WRITTEN INSTRUCTION:
In the copy, include every entry exactly but none of the images.
*** PROVIDED DATA
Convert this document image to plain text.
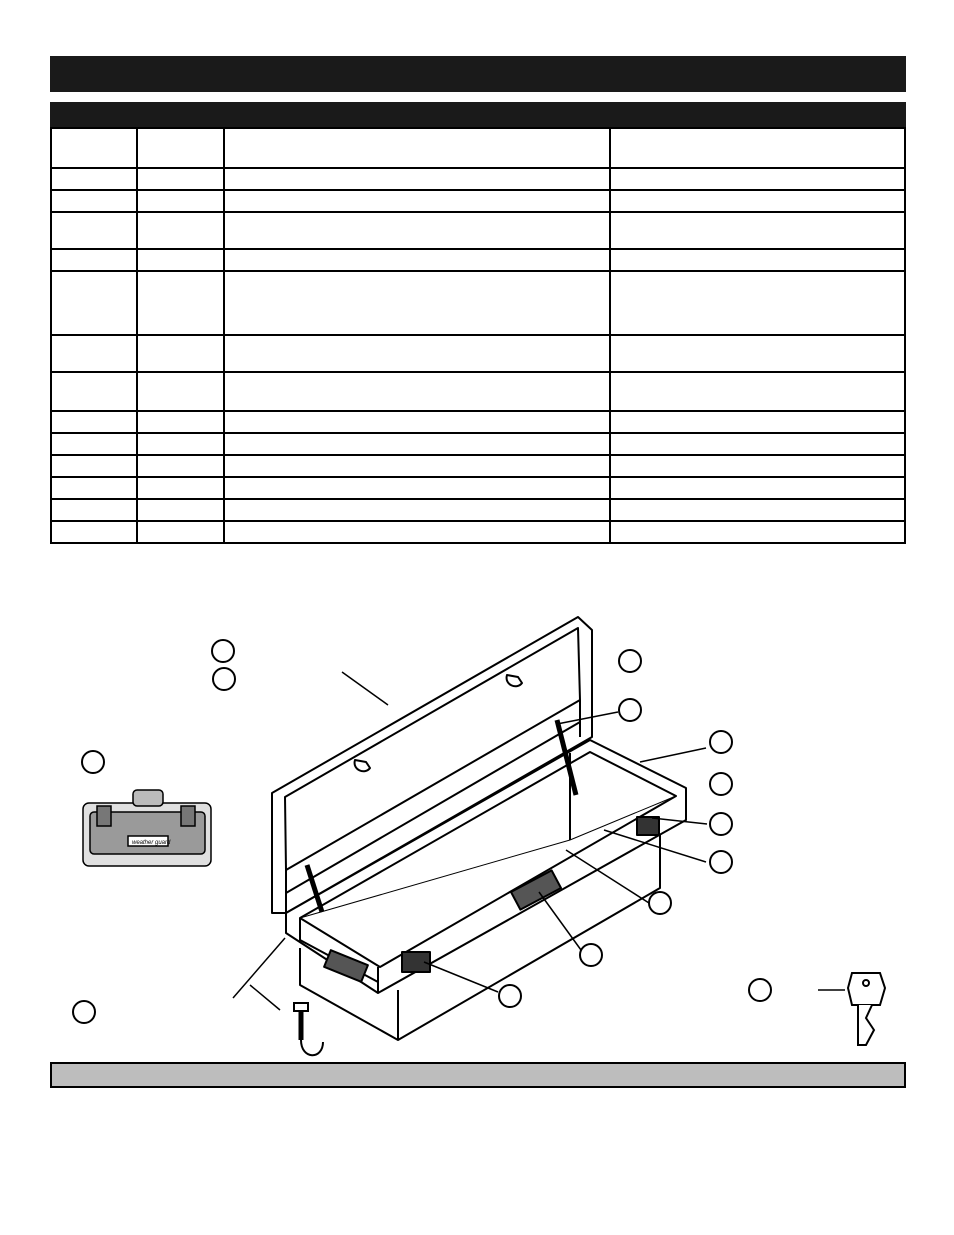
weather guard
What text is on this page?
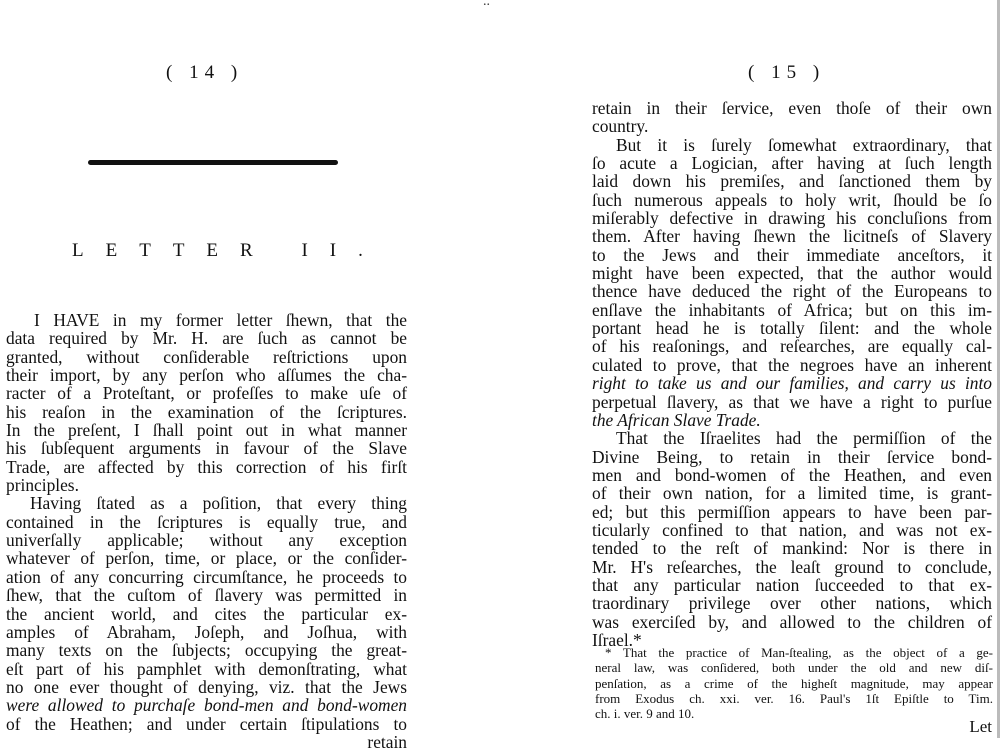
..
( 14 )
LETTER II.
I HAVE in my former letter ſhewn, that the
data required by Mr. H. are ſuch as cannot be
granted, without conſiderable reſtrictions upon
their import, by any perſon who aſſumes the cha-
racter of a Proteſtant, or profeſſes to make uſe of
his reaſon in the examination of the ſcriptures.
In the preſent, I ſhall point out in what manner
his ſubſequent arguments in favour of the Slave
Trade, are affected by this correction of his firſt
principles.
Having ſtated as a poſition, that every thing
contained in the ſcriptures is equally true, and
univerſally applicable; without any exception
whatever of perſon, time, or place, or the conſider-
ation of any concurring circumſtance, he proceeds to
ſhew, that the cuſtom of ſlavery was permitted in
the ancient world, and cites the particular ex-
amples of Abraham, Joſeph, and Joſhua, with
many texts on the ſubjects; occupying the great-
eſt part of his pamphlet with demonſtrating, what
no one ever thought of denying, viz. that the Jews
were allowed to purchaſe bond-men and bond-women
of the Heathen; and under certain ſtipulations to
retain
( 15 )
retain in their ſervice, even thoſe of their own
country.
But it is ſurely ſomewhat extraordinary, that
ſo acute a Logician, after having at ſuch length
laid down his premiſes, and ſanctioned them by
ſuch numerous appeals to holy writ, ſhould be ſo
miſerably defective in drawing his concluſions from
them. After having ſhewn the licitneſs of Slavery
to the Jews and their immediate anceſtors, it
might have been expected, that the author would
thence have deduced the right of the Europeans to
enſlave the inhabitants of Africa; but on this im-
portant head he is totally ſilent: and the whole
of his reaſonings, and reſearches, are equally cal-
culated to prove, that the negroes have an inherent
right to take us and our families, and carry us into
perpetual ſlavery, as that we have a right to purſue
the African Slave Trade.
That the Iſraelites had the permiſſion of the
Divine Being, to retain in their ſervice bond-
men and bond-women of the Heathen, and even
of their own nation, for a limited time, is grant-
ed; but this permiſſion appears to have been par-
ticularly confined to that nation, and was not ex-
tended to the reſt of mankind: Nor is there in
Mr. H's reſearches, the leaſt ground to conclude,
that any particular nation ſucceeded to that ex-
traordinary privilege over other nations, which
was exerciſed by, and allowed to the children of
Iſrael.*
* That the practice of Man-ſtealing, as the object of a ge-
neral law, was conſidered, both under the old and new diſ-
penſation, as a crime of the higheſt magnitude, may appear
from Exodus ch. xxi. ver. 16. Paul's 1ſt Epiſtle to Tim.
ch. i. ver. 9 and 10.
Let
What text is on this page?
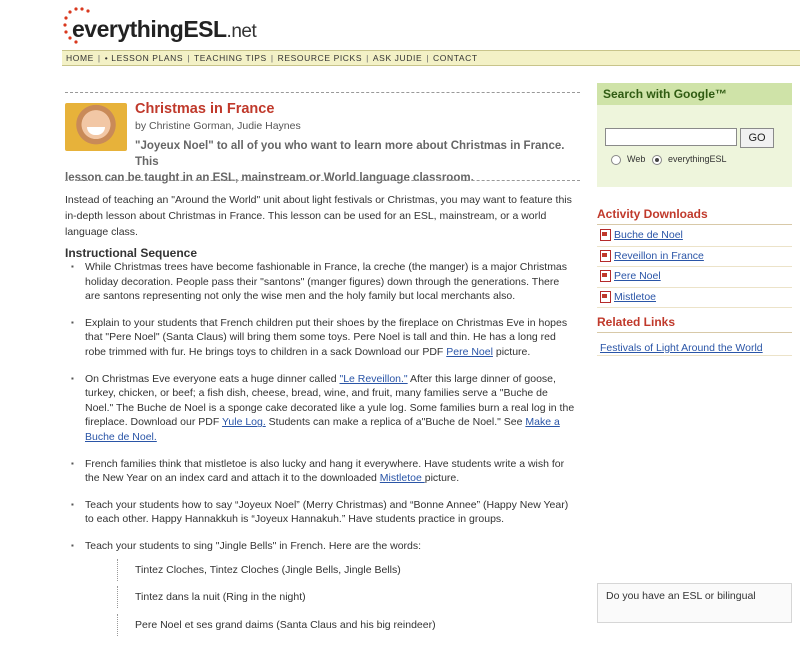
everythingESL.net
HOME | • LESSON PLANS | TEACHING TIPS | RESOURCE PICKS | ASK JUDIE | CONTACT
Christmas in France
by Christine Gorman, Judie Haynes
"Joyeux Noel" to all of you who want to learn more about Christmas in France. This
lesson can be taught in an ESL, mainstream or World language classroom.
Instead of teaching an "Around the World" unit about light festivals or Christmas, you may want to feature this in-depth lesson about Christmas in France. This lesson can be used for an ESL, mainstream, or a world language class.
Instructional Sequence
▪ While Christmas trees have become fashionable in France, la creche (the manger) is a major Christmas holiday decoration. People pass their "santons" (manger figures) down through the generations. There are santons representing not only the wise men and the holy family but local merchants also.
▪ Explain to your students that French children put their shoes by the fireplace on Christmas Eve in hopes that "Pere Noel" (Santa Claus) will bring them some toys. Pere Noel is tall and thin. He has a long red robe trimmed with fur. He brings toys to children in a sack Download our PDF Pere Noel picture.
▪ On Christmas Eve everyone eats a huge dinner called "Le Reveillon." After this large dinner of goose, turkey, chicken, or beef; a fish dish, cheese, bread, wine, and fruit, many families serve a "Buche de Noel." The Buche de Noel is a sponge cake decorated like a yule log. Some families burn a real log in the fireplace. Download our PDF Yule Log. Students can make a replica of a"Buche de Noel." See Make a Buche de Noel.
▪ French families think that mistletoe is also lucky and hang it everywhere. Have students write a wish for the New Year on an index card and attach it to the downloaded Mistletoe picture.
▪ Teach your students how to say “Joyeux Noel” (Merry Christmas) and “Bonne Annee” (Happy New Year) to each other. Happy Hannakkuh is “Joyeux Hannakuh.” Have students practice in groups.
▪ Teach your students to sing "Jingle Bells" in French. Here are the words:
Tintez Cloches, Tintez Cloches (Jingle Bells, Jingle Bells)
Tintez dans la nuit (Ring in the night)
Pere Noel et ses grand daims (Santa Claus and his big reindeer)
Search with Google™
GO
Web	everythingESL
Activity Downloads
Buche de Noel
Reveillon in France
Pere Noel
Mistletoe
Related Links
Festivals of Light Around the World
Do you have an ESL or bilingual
******
RESPONSE FOR THIS EXERCISE:
Convert this document image to plain text.
weather guard
What text is on this page?
..
( 14 )
LETTER II.
I HAVE in my former letter ſhewn, that the
data required by Mr. H. are ſuch as cannot be
granted, without conſiderable reſtrictions upon
their import, by any perſon who aſſumes the cha-
racter of a Proteſtant, or profeſſes to make uſe of
his reaſon in the examination of the ſcriptures.
In the preſent, I ſhall point out in what manner
his ſubſequent arguments in favour of the Slave
Trade, are affected by this correction of his firſt
principles.
Having ſtated as a poſition, that every thing
contained in the ſcriptures is equally true, and
univerſally applicable; without any exception
whatever of perſon, time, or place, or the conſider-
ation of any concurring circumſtance, he proceeds to
ſhew, that the cuſtom of ſlavery was permitted in
the ancient world, and cites the particular ex-
amples of Abraham, Joſeph, and Joſhua, with
many texts on the ſubjects; occupying the great-
eſt part of his pamphlet with demonſtrating, what
no one ever thought of denying, viz. that the Jews
were allowed to purchaſe bond-men and bond-women
of the Heathen; and under certain ſtipulations to
retain
( 15 )
retain in their ſervice, even thoſe of their own
country.
But it is ſurely ſomewhat extraordinary, that
ſo acute a Logician, after having at ſuch length
laid down his premiſes, and ſanctioned them by
ſuch numerous appeals to holy writ, ſhould be ſo
miſerably defective in drawing his concluſions from
them. After having ſhewn the licitneſs of Slavery
to the Jews and their immediate anceſtors, it
might have been expected, that the author would
thence have deduced the right of the Europeans to
enſlave the inhabitants of Africa; but on this im-
portant head he is totally ſilent: and the whole
of his reaſonings, and reſearches, are equally cal-
culated to prove, that the negroes have an inherent
right to take us and our families, and carry us into
perpetual ſlavery, as that we have a right to purſue
the African Slave Trade.
That the Iſraelites had the permiſſion of the
Divine Being, to retain in their ſervice bond-
men and bond-women of the Heathen, and even
of their own nation, for a limited time, is grant-
ed; but this permiſſion appears to have been par-
ticularly confined to that nation, and was not ex-
tended to the reſt of mankind: Nor is there in
Mr. H's reſearches, the leaſt ground to conclude,
that any particular nation ſucceeded to that ex-
traordinary privilege over other nations, which
was exerciſed by, and allowed to the children of
Iſrael.*
* That the practice of Man-ſtealing, as the object of a ge-
neral law, was conſidered, both under the old and new diſ-
penſation, as a crime of the higheſt magnitude, may appear
from Exodus ch. xxi. ver. 16. Paul's 1ſt Epiſtle to Tim.
ch. i. ver. 9 and 10.
Let
What text is on this page?
everythingESL.net
HOME | • LESSON PLANS | TEACHING TIPS | RESOURCE PICKS | ASK JUDIE | CONTACT
Christmas in France
by Christine Gorman, Judie Haynes
"Joyeux Noel" to all of you who want to learn more about Christmas in France. This
lesson can be taught in an ESL, mainstream or World language classroom.
Instead of teaching an "Around the World" unit about light festivals or Christmas, you may want to feature this in-depth lesson about Christmas in France. This lesson can be used for an ESL, mainstream, or a world language class.
Instructional Sequence
▪ While Christmas trees have become fashionable in France, la creche (the manger) is a major Christmas holiday decoration. People pass their "santons" (manger figures) down through the generations. There are santons representing not only the wise men and the holy family but local merchants also.
▪ Explain to your students that French children put their shoes by the fireplace on Christmas Eve in hopes that "Pere Noel" (Santa Claus) will bring them some toys. Pere Noel is tall and thin. He has a long red robe trimmed with fur. He brings toys to children in a sack Download our PDF Pere Noel picture.
▪ On Christmas Eve everyone eats a huge dinner called "Le Reveillon." After this large dinner of goose, turkey, chicken, or beef; a fish dish, cheese, bread, wine, and fruit, many families serve a "Buche de Noel." The Buche de Noel is a sponge cake decorated like a yule log. Some families burn a real log in the fireplace. Download our PDF Yule Log. Students can make a replica of a"Buche de Noel." See Make a Buche de Noel.
▪ French families think that mistletoe is also lucky and hang it everywhere. Have students write a wish for the New Year on an index card and attach it to the downloaded Mistletoe picture.
▪ Teach your students how to say “Joyeux Noel” (Merry Christmas) and “Bonne Annee” (Happy New Year) to each other. Happy Hannakkuh is “Joyeux Hannakuh.” Have students practice in groups.
▪ Teach your students to sing "Jingle Bells" in French. Here are the words:
Tintez Cloches, Tintez Cloches (Jingle Bells, Jingle Bells)
Tintez dans la nuit (Ring in the night)
Pere Noel et ses grand daims (Santa Claus and his big reindeer)
Search with Google™
GO
Web	everythingESL
Activity Downloads
Buche de Noel
Reveillon in France
Pere Noel
Mistletoe
Related Links
Festivals of Light Around the World
Do you have an ESL or bilingual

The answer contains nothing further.